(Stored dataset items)
Begin

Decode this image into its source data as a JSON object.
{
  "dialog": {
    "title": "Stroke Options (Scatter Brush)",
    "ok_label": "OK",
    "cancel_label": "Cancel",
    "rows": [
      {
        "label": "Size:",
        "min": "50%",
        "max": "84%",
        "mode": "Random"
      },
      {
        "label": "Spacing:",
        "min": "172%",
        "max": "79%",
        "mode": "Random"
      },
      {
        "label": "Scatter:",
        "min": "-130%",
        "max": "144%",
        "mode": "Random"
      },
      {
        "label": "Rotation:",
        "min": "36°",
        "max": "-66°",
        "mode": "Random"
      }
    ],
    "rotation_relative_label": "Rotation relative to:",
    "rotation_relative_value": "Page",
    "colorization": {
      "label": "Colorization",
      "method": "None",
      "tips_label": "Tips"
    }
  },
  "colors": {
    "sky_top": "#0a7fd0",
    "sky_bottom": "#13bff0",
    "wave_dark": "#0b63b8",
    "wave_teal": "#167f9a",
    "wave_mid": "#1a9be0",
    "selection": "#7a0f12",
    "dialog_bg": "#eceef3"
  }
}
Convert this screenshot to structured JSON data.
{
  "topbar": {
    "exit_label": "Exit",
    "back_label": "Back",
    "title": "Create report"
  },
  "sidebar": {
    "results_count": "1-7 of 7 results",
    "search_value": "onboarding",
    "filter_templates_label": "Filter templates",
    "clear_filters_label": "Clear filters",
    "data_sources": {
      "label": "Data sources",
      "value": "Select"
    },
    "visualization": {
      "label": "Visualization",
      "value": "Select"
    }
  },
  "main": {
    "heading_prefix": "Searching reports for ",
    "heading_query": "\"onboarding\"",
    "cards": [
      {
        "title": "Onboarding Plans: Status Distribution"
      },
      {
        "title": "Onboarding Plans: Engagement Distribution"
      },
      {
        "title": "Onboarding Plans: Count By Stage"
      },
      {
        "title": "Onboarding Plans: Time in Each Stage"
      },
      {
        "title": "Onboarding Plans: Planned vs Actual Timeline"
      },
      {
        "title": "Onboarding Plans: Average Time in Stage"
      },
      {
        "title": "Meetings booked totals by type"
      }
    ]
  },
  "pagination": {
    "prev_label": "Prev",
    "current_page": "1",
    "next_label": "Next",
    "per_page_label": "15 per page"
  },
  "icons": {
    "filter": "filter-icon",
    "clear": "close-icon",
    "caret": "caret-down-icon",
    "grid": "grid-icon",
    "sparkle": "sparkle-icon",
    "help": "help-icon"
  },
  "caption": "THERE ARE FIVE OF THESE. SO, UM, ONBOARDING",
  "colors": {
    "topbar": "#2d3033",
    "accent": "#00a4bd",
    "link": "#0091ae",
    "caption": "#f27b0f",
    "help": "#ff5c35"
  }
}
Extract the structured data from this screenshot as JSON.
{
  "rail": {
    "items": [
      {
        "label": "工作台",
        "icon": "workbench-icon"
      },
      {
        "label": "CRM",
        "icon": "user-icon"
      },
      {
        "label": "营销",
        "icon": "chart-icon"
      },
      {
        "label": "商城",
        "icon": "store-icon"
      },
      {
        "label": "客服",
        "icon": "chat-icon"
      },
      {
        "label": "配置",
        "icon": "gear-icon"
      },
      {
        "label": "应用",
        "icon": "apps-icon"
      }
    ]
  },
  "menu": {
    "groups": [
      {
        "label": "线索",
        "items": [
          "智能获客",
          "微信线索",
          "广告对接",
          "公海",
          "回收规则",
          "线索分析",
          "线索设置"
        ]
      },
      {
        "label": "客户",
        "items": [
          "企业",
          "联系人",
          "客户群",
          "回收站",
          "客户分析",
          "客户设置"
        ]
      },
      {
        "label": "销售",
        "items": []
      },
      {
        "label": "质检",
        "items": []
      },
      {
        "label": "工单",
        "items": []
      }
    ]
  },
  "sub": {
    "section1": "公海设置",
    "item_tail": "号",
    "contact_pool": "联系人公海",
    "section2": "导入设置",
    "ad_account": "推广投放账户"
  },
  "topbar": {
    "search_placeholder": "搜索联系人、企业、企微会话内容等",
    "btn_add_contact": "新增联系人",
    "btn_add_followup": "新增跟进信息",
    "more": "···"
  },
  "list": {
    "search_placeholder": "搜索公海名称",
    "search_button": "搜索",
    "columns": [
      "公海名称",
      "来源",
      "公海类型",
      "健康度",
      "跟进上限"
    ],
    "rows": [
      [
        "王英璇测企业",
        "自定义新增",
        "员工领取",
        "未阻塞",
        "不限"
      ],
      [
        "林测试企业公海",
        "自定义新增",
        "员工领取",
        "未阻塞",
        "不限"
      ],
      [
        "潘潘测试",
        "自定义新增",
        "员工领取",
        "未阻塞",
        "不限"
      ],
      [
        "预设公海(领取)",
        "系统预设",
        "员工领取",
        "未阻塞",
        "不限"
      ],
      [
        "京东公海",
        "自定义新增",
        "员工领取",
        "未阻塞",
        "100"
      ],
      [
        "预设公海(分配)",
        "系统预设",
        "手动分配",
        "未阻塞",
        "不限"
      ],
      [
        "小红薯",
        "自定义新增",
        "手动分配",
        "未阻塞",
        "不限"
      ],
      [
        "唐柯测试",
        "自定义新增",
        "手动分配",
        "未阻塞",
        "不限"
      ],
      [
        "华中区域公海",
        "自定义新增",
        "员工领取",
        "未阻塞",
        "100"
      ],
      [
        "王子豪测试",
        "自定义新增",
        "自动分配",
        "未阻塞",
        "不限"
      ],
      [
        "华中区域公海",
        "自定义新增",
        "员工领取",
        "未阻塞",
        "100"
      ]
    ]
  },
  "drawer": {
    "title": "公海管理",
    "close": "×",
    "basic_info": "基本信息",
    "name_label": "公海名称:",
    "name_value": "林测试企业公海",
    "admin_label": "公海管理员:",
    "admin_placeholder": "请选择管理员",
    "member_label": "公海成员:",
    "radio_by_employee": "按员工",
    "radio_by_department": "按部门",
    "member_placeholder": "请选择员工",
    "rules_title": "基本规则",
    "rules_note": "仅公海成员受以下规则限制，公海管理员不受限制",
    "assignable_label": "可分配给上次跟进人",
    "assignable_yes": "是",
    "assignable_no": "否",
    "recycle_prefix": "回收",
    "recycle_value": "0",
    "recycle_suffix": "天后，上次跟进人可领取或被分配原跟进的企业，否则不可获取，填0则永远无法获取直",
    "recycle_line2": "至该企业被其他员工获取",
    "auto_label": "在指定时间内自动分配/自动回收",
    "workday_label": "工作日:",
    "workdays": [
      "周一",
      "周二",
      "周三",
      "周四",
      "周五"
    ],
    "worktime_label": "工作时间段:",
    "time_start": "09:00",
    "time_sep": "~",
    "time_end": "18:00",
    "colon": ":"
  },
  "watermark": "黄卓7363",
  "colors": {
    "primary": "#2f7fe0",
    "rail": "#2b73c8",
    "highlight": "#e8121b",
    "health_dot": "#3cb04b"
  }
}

End

> [Work to do]
Your task is to reproduce the whole listing exactly.

> [Exercise response]
Decode this image into its source data as a JSON object.
{
  "dialog": {
    "title": "Stroke Options (Scatter Brush)",
    "ok_label": "OK",
    "cancel_label": "Cancel",
    "rows": [
      {
        "label": "Size:",
        "min": "50%",
        "max": "84%",
        "mode": "Random"
      },
      {
        "label": "Spacing:",
        "min": "172%",
        "max": "79%",
        "mode": "Random"
      },
      {
        "label": "Scatter:",
        "min": "-130%",
        "max": "144%",
        "mode": "Random"
      },
      {
        "label": "Rotation:",
        "min": "36°",
        "max": "-66°",
        "mode": "Random"
      }
    ],
    "rotation_relative_label": "Rotation relative to:",
    "rotation_relative_value": "Page",
    "colorization": {
      "label": "Colorization",
      "method": "None",
      "tips_label": "Tips"
    }
  },
  "colors": {
    "sky_top": "#0a7fd0",
    "sky_bottom": "#13bff0",
    "wave_dark": "#0b63b8",
    "wave_teal": "#167f9a",
    "wave_mid": "#1a9be0",
    "selection": "#7a0f12",
    "dialog_bg": "#eceef3"
  }
}
Convert this screenshot to structured JSON data.
{
  "topbar": {
    "exit_label": "Exit",
    "back_label": "Back",
    "title": "Create report"
  },
  "sidebar": {
    "results_count": "1-7 of 7 results",
    "search_value": "onboarding",
    "filter_templates_label": "Filter templates",
    "clear_filters_label": "Clear filters",
    "data_sources": {
      "label": "Data sources",
      "value": "Select"
    },
    "visualization": {
      "label": "Visualization",
      "value": "Select"
    }
  },
  "main": {
    "heading_prefix": "Searching reports for ",
    "heading_query": "\"onboarding\"",
    "cards": [
      {
        "title": "Onboarding Plans: Status Distribution"
      },
      {
        "title": "Onboarding Plans: Engagement Distribution"
      },
      {
        "title": "Onboarding Plans: Count By Stage"
      },
      {
        "title": "Onboarding Plans: Time in Each Stage"
      },
      {
        "title": "Onboarding Plans: Planned vs Actual Timeline"
      },
      {
        "title": "Onboarding Plans: Average Time in Stage"
      },
      {
        "title": "Meetings booked totals by type"
      }
    ]
  },
  "pagination": {
    "prev_label": "Prev",
    "current_page": "1",
    "next_label": "Next",
    "per_page_label": "15 per page"
  },
  "icons": {
    "filter": "filter-icon",
    "clear": "close-icon",
    "caret": "caret-down-icon",
    "grid": "grid-icon",
    "sparkle": "sparkle-icon",
    "help": "help-icon"
  },
  "caption": "THERE ARE FIVE OF THESE. SO, UM, ONBOARDING",
  "colors": {
    "topbar": "#2d3033",
    "accent": "#00a4bd",
    "link": "#0091ae",
    "caption": "#f27b0f",
    "help": "#ff5c35"
  }
}
Extract the structured data from this screenshot as JSON.
{
  "rail": {
    "items": [
      {
        "label": "工作台",
        "icon": "workbench-icon"
      },
      {
        "label": "CRM",
        "icon": "user-icon"
      },
      {
        "label": "营销",
        "icon": "chart-icon"
      },
      {
        "label": "商城",
        "icon": "store-icon"
      },
      {
        "label": "客服",
        "icon": "chat-icon"
      },
      {
        "label": "配置",
        "icon": "gear-icon"
      },
      {
        "label": "应用",
        "icon": "apps-icon"
      }
    ]
  },
  "menu": {
    "groups": [
      {
        "label": "线索",
        "items": [
          "智能获客",
          "微信线索",
          "广告对接",
          "公海",
          "回收规则",
          "线索分析",
          "线索设置"
        ]
      },
      {
        "label": "客户",
        "items": [
          "企业",
          "联系人",
          "客户群",
          "回收站",
          "客户分析",
          "客户设置"
        ]
      },
      {
        "label": "销售",
        "items": []
      },
      {
        "label": "质检",
        "items": []
      },
      {
        "label": "工单",
        "items": []
      }
    ]
  },
  "sub": {
    "section1": "公海设置",
    "item_tail": "号",
    "contact_pool": "联系人公海",
    "section2": "导入设置",
    "ad_account": "推广投放账户"
  },
  "topbar": {
    "search_placeholder": "搜索联系人、企业、企微会话内容等",
    "btn_add_contact": "新增联系人",
    "btn_add_followup": "新增跟进信息",
    "more": "···"
  },
  "list": {
    "search_placeholder": "搜索公海名称",
    "search_button": "搜索",
    "columns": [
      "公海名称",
      "来源",
      "公海类型",
      "健康度",
      "跟进上限"
    ],
    "rows": [
      [
        "王英璇测企业",
        "自定义新增",
        "员工领取",
        "未阻塞",
        "不限"
      ],
      [
        "林测试企业公海",
        "自定义新增",
        "员工领取",
        "未阻塞",
        "不限"
      ],
      [
        "潘潘测试",
        "自定义新增",
        "员工领取",
        "未阻塞",
        "不限"
      ],
      [
        "预设公海(领取)",
        "系统预设",
        "员工领取",
        "未阻塞",
        "不限"
      ],
      [
        "京东公海",
        "自定义新增",
        "员工领取",
        "未阻塞",
        "100"
      ],
      [
        "预设公海(分配)",
        "系统预设",
        "手动分配",
        "未阻塞",
        "不限"
      ],
      [
        "小红薯",
        "自定义新增",
        "手动分配",
        "未阻塞",
        "不限"
      ],
      [
        "唐柯测试",
        "自定义新增",
        "手动分配",
        "未阻塞",
        "不限"
      ],
      [
        "华中区域公海",
        "自定义新增",
        "员工领取",
        "未阻塞",
        "100"
      ],
      [
        "王子豪测试",
        "自定义新增",
        "自动分配",
        "未阻塞",
        "不限"
      ],
      [
        "华中区域公海",
        "自定义新增",
        "员工领取",
        "未阻塞",
        "100"
      ]
    ]
  },
  "drawer": {
    "title": "公海管理",
    "close": "×",
    "basic_info": "基本信息",
    "name_label": "公海名称:",
    "name_value": "林测试企业公海",
    "admin_label": "公海管理员:",
    "admin_placeholder": "请选择管理员",
    "member_label": "公海成员:",
    "radio_by_employee": "按员工",
    "radio_by_department": "按部门",
    "member_placeholder": "请选择员工",
    "rules_title": "基本规则",
    "rules_note": "仅公海成员受以下规则限制，公海管理员不受限制",
    "assignable_label": "可分配给上次跟进人",
    "assignable_yes": "是",
    "assignable_no": "否",
    "recycle_prefix": "回收",
    "recycle_value": "0",
    "recycle_suffix": "天后，上次跟进人可领取或被分配原跟进的企业，否则不可获取，填0则永远无法获取直",
    "recycle_line2": "至该企业被其他员工获取",
    "auto_label": "在指定时间内自动分配/自动回收",
    "workday_label": "工作日:",
    "workdays": [
      "周一",
      "周二",
      "周三",
      "周四",
      "周五"
    ],
    "worktime_label": "工作时间段:",
    "time_start": "09:00",
    "time_sep": "~",
    "time_end": "18:00",
    "colon": ":"
  },
  "watermark": "黄卓7363",
  "colors": {
    "primary": "#2f7fe0",
    "rail": "#2b73c8",
    "highlight": "#e8121b",
    "health_dot": "#3cb04b"
  }
}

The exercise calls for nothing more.